__Information provided__
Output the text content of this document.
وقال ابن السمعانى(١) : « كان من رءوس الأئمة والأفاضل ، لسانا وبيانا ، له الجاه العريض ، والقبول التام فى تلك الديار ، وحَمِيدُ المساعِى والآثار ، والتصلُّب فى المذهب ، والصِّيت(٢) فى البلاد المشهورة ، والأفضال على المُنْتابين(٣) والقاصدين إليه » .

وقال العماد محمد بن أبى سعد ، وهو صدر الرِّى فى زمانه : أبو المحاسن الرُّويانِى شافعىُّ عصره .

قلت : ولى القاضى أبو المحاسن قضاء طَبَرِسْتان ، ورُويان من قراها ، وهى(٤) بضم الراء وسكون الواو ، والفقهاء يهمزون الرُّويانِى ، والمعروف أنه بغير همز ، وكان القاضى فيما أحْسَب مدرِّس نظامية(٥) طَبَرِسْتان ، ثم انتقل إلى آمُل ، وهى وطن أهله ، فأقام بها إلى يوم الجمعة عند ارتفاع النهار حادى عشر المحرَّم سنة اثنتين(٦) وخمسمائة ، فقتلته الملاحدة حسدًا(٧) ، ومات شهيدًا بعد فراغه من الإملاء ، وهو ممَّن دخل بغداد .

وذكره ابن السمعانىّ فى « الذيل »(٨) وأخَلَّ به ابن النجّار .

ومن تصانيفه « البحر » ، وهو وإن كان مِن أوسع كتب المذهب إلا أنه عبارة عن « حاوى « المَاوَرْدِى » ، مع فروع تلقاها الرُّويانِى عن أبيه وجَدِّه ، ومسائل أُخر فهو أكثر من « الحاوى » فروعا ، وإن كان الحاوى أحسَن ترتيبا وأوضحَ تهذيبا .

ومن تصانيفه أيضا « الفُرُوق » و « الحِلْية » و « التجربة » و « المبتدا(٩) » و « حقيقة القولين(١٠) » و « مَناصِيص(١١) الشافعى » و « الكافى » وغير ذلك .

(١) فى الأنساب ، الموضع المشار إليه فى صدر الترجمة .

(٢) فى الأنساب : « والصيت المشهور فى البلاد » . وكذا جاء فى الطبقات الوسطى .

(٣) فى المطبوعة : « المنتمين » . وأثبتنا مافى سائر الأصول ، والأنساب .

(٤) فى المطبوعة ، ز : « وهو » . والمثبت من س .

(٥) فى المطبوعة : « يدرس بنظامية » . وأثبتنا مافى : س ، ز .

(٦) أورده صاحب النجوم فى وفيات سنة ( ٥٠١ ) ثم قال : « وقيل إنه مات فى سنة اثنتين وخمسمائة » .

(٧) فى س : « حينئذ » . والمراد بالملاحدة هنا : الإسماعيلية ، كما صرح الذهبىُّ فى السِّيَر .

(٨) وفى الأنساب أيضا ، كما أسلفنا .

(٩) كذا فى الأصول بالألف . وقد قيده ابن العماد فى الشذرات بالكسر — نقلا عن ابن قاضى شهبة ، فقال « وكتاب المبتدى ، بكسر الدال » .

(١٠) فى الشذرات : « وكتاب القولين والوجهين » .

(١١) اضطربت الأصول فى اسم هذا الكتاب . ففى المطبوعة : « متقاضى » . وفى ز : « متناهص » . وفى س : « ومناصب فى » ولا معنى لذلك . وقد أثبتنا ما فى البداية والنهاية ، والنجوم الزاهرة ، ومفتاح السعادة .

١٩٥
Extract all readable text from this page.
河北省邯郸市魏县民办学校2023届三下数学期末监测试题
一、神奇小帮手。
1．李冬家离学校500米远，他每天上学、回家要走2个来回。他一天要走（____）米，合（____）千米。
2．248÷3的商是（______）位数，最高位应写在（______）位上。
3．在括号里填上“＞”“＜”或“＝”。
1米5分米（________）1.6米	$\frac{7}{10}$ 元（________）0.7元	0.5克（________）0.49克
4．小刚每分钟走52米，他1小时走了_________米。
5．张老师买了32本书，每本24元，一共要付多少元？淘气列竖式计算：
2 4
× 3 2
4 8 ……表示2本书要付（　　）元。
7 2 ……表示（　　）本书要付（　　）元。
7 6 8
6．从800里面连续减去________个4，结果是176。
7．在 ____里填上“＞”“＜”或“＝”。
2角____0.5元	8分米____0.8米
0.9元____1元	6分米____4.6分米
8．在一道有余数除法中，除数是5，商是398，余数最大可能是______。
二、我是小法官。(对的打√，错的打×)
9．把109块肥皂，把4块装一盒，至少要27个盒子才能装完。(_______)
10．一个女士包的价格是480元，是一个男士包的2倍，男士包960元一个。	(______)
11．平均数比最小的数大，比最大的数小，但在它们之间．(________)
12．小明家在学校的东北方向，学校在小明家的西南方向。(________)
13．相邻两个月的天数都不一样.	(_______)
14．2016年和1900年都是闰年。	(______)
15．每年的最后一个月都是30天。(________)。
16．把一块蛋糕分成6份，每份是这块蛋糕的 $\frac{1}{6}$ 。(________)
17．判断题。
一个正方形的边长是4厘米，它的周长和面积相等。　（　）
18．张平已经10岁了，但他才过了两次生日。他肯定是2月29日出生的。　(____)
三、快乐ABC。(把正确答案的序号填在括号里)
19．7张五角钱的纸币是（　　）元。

__Directions for this task__
Copy each record from above without leaving any out.

__Final answer__
Output the text content of this document.
وقال ابن السمعانى(١) : « كان من رءوس الأئمة والأفاضل ، لسانا وبيانا ، له الجاه العريض ، والقبول التام فى تلك الديار ، وحَمِيدُ المساعِى والآثار ، والتصلُّب فى المذهب ، والصِّيت(٢) فى البلاد المشهورة ، والأفضال على المُنْتابين(٣) والقاصدين إليه » .

وقال العماد محمد بن أبى سعد ، وهو صدر الرِّى فى زمانه : أبو المحاسن الرُّويانِى شافعىُّ عصره .

قلت : ولى القاضى أبو المحاسن قضاء طَبَرِسْتان ، ورُويان من قراها ، وهى(٤) بضم الراء وسكون الواو ، والفقهاء يهمزون الرُّويانِى ، والمعروف أنه بغير همز ، وكان القاضى فيما أحْسَب مدرِّس نظامية(٥) طَبَرِسْتان ، ثم انتقل إلى آمُل ، وهى وطن أهله ، فأقام بها إلى يوم الجمعة عند ارتفاع النهار حادى عشر المحرَّم سنة اثنتين(٦) وخمسمائة ، فقتلته الملاحدة حسدًا(٧) ، ومات شهيدًا بعد فراغه من الإملاء ، وهو ممَّن دخل بغداد .

وذكره ابن السمعانىّ فى « الذيل »(٨) وأخَلَّ به ابن النجّار .

ومن تصانيفه « البحر » ، وهو وإن كان مِن أوسع كتب المذهب إلا أنه عبارة عن « حاوى « المَاوَرْدِى » ، مع فروع تلقاها الرُّويانِى عن أبيه وجَدِّه ، ومسائل أُخر فهو أكثر من « الحاوى » فروعا ، وإن كان الحاوى أحسَن ترتيبا وأوضحَ تهذيبا .

ومن تصانيفه أيضا « الفُرُوق » و « الحِلْية » و « التجربة » و « المبتدا(٩) » و « حقيقة القولين(١٠) » و « مَناصِيص(١١) الشافعى » و « الكافى » وغير ذلك .

(١) فى الأنساب ، الموضع المشار إليه فى صدر الترجمة .

(٢) فى الأنساب : « والصيت المشهور فى البلاد » . وكذا جاء فى الطبقات الوسطى .

(٣) فى المطبوعة : « المنتمين » . وأثبتنا مافى سائر الأصول ، والأنساب .

(٤) فى المطبوعة ، ز : « وهو » . والمثبت من س .

(٥) فى المطبوعة : « يدرس بنظامية » . وأثبتنا مافى : س ، ز .

(٦) أورده صاحب النجوم فى وفيات سنة ( ٥٠١ ) ثم قال : « وقيل إنه مات فى سنة اثنتين وخمسمائة » .

(٧) فى س : « حينئذ » . والمراد بالملاحدة هنا : الإسماعيلية ، كما صرح الذهبىُّ فى السِّيَر .

(٨) وفى الأنساب أيضا ، كما أسلفنا .

(٩) كذا فى الأصول بالألف . وقد قيده ابن العماد فى الشذرات بالكسر — نقلا عن ابن قاضى شهبة ، فقال « وكتاب المبتدى ، بكسر الدال » .

(١٠) فى الشذرات : « وكتاب القولين والوجهين » .

(١١) اضطربت الأصول فى اسم هذا الكتاب . ففى المطبوعة : « متقاضى » . وفى ز : « متناهص » . وفى س : « ومناصب فى » ولا معنى لذلك . وقد أثبتنا ما فى البداية والنهاية ، والنجوم الزاهرة ، ومفتاح السعادة .

١٩٥
Extract all readable text from this page.
河北省邯郸市魏县民办学校2023届三下数学期末监测试题
一、神奇小帮手。
1．李冬家离学校500米远，他每天上学、回家要走2个来回。他一天要走（____）米，合（____）千米。
2．248÷3的商是（______）位数，最高位应写在（______）位上。
3．在括号里填上“＞”“＜”或“＝”。
1米5分米（________）1.6米	$\frac{7}{10}$ 元（________）0.7元	0.5克（________）0.49克
4．小刚每分钟走52米，他1小时走了_________米。
5．张老师买了32本书，每本24元，一共要付多少元？淘气列竖式计算：
2 4
× 3 2
4 8 ……表示2本书要付（　　）元。
7 2 ……表示（　　）本书要付（　　）元。
7 6 8
6．从800里面连续减去________个4，结果是176。
7．在 ____里填上“＞”“＜”或“＝”。
2角____0.5元	8分米____0.8米
0.9元____1元	6分米____4.6分米
8．在一道有余数除法中，除数是5，商是398，余数最大可能是______。
二、我是小法官。(对的打√，错的打×)
9．把109块肥皂，把4块装一盒，至少要27个盒子才能装完。(_______)
10．一个女士包的价格是480元，是一个男士包的2倍，男士包960元一个。	(______)
11．平均数比最小的数大，比最大的数小，但在它们之间．(________)
12．小明家在学校的东北方向，学校在小明家的西南方向。(________)
13．相邻两个月的天数都不一样.	(_______)
14．2016年和1900年都是闰年。	(______)
15．每年的最后一个月都是30天。(________)。
16．把一块蛋糕分成6份，每份是这块蛋糕的 $\frac{1}{6}$ 。(________)
17．判断题。
一个正方形的边长是4厘米，它的周长和面积相等。　（　）
18．张平已经10岁了，但他才过了两次生日。他肯定是2月29日出生的。　(____)
三、快乐ABC。(把正确答案的序号填在括号里)
19．7张五角钱的纸币是（　　）元。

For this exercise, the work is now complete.